# PROBLEM DETAILS:
Render the material from its first line up to and including the line with "staticText: Gegenstände <box>582" as a Markdown table, with a row number under n and the line under Line. Skip any blank lines.

[Data taken from a collection]

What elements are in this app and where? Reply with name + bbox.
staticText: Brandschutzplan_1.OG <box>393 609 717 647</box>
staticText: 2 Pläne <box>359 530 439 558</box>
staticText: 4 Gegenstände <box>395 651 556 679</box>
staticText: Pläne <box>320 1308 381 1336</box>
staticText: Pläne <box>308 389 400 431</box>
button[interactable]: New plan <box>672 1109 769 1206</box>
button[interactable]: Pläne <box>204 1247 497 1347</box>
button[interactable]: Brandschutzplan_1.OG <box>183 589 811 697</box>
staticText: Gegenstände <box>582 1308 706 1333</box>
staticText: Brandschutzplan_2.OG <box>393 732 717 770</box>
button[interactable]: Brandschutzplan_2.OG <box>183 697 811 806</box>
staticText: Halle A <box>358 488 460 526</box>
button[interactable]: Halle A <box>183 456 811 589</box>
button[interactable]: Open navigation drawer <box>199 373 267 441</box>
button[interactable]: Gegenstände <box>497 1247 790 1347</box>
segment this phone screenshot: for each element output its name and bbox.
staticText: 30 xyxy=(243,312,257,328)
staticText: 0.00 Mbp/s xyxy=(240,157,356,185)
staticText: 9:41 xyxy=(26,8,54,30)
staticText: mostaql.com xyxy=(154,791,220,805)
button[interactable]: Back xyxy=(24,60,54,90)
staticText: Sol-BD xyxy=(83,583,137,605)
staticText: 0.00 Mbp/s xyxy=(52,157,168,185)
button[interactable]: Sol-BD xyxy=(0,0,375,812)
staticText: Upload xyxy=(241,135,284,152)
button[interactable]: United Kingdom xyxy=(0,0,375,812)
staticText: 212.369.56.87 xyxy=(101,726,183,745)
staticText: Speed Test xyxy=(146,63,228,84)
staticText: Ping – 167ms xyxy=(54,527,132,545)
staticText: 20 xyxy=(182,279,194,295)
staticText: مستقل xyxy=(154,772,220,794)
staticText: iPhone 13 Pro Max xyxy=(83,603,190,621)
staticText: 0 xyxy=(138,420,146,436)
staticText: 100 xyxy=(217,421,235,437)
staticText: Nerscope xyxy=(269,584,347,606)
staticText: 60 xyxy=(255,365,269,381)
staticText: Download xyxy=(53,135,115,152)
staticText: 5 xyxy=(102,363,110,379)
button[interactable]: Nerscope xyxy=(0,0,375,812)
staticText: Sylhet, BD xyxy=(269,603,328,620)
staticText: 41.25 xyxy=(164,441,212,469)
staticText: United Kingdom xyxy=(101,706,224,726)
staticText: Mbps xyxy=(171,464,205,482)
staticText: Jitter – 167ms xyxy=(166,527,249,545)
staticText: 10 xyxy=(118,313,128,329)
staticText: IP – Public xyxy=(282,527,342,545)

# SOLUTION:
| n | Line |
|---|---|
| 1 | What elements are in this app and where? Reply with name + bbox. |
| 2 | staticText: Brandschutzplan_1.OG <box>393 609 717 647</box> |
| 3 | staticText: 2 Pläne <box>359 530 439 558</box> |
| 4 | staticText: 4 Gegenstände <box>395 651 556 679</box> |
| 5 | staticText: Pläne <box>320 1308 381 1336</box> |
| 6 | staticText: Pläne <box>308 389 400 431</box> |
| 7 | button[interactable]: New plan <box>672 1109 769 1206</box> |
| 8 | button[interactable]: Pläne <box>204 1247 497 1347</box> |
| 9 | button[interactable]: Brandschutzplan_1.OG <box>183 589 811 697</box> |
| 10 | staticText: Gegenstände <box>582 1308 706 1333</box> |